▶ **What you need to do**
Rewrite the items from the line containing "svg-text:60: 60 bbox=[1395, 809, 1413, 827]" through the last item, changing every "bbox" to "box" and leaving everything else unchanged.

Annotated element entries
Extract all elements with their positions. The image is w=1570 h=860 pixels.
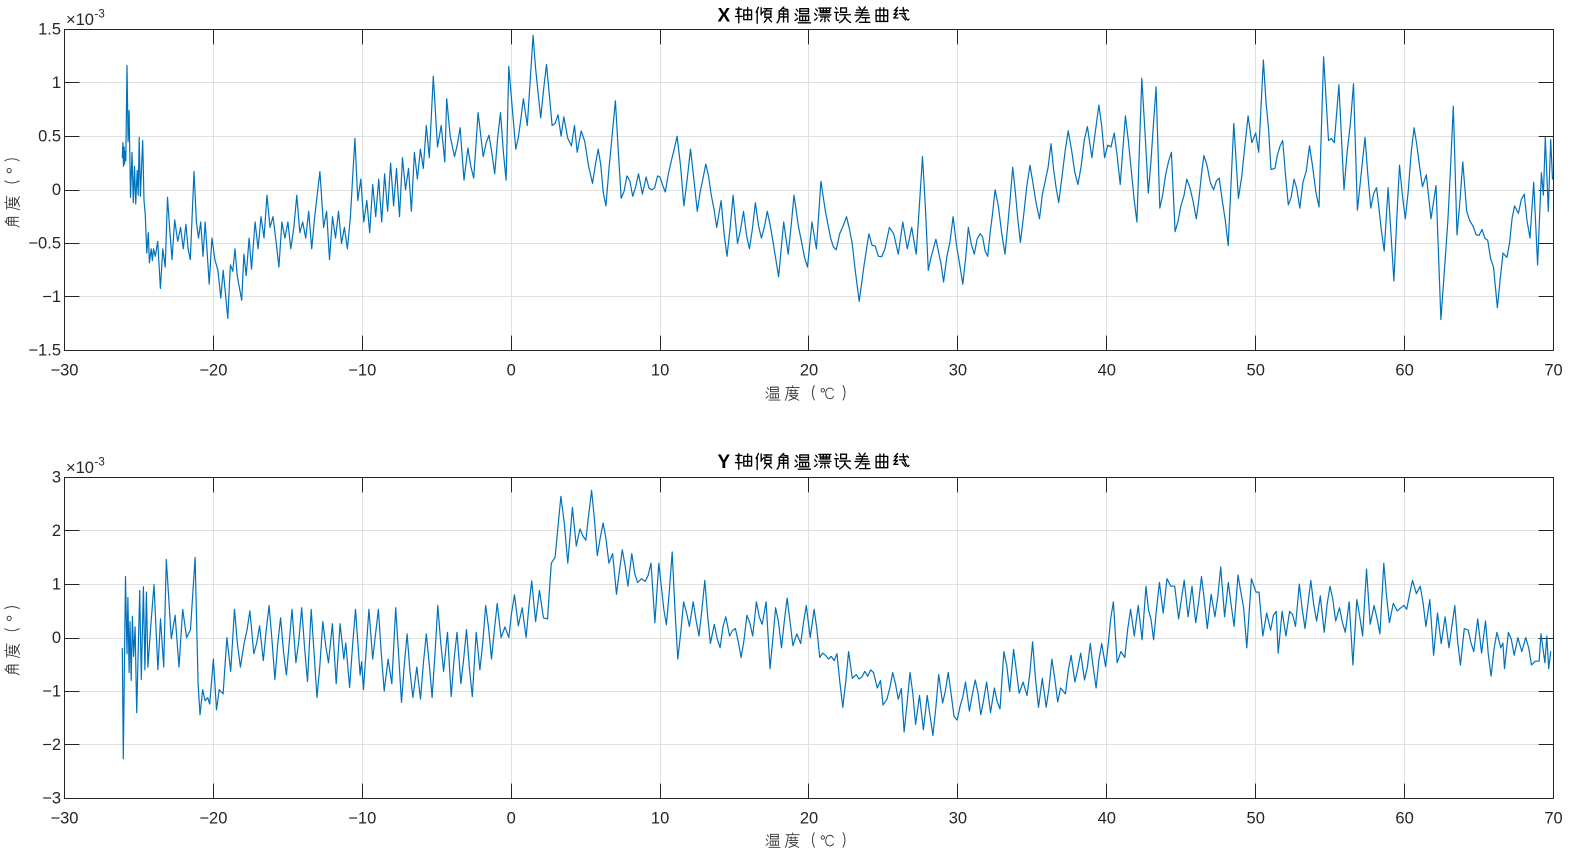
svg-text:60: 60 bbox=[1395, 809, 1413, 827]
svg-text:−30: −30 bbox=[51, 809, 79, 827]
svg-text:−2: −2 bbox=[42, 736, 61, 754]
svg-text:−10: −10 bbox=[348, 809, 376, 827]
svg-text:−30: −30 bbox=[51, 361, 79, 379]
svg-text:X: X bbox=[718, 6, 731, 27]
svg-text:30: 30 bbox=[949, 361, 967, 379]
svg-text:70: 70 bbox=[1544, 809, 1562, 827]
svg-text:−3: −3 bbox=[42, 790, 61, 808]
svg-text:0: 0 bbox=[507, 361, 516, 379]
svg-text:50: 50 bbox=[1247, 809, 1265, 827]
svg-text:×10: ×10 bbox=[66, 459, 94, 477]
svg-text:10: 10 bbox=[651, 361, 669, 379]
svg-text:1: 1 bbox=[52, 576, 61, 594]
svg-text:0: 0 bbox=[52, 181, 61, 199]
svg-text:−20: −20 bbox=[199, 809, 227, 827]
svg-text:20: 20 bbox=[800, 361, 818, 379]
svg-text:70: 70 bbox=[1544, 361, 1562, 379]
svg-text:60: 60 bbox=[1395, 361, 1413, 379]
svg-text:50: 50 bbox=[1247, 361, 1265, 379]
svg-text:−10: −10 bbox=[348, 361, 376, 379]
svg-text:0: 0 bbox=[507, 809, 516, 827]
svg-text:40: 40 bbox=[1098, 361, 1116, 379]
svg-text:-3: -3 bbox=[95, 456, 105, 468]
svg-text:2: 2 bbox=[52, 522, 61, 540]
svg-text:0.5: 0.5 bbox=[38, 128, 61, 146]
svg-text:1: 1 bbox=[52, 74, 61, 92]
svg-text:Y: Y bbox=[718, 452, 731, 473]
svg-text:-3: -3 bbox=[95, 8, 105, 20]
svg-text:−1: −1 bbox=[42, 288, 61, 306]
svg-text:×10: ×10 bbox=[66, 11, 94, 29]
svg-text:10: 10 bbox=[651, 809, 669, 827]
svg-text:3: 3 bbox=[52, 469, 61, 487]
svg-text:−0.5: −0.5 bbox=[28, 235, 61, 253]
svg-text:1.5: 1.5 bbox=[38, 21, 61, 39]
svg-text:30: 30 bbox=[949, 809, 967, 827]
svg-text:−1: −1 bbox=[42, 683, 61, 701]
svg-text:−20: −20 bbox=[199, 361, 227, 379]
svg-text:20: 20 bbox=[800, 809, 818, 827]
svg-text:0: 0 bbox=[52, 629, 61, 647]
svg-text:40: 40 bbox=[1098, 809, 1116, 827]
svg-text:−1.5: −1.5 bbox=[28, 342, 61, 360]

▶ **Solution to this problem**
svg-text:60: 60 box=[1395, 809, 1413, 827]
svg-text:−30: −30 box=[51, 809, 79, 827]
svg-text:−2: −2 box=[42, 736, 61, 754]
svg-text:−10: −10 box=[348, 809, 376, 827]
svg-text:−30: −30 box=[51, 361, 79, 379]
svg-text:X: X box=[718, 6, 731, 27]
svg-text:30: 30 box=[949, 361, 967, 379]
svg-text:70: 70 box=[1544, 809, 1562, 827]
svg-text:−3: −3 box=[42, 790, 61, 808]
svg-text:0: 0 box=[507, 361, 516, 379]
svg-text:50: 50 box=[1247, 809, 1265, 827]
svg-text:×10: ×10 box=[66, 459, 94, 477]
svg-text:10: 10 box=[651, 361, 669, 379]
svg-text:1: 1 box=[52, 576, 61, 594]
svg-text:0: 0 box=[52, 181, 61, 199]
svg-text:−20: −20 box=[199, 809, 227, 827]
svg-text:20: 20 box=[800, 361, 818, 379]
svg-text:70: 70 box=[1544, 361, 1562, 379]
svg-text:60: 60 box=[1395, 361, 1413, 379]
svg-text:50: 50 box=[1247, 361, 1265, 379]
svg-text:−10: −10 box=[348, 361, 376, 379]
svg-text:0: 0 box=[507, 809, 516, 827]
svg-text:40: 40 box=[1098, 361, 1116, 379]
svg-text:-3: -3 box=[95, 456, 105, 468]
svg-text:2: 2 box=[52, 522, 61, 540]
svg-text:0.5: 0.5 box=[38, 128, 61, 146]
svg-text:1: 1 box=[52, 74, 61, 92]
svg-text:Y: Y box=[718, 452, 731, 473]
svg-text:-3: -3 box=[95, 8, 105, 20]
svg-text:−1: −1 box=[42, 288, 61, 306]
svg-text:×10: ×10 box=[66, 11, 94, 29]
svg-text:10: 10 box=[651, 809, 669, 827]
svg-text:3: 3 box=[52, 469, 61, 487]
svg-text:−0.5: −0.5 box=[28, 235, 61, 253]
svg-text:1.5: 1.5 box=[38, 21, 61, 39]
svg-text:30: 30 box=[949, 809, 967, 827]
svg-text:−1: −1 box=[42, 683, 61, 701]
svg-text:−20: −20 box=[199, 361, 227, 379]
svg-text:20: 20 box=[800, 809, 818, 827]
svg-text:0: 0 box=[52, 629, 61, 647]
svg-text:40: 40 box=[1098, 809, 1116, 827]
svg-text:−1.5: −1.5 box=[28, 342, 61, 360]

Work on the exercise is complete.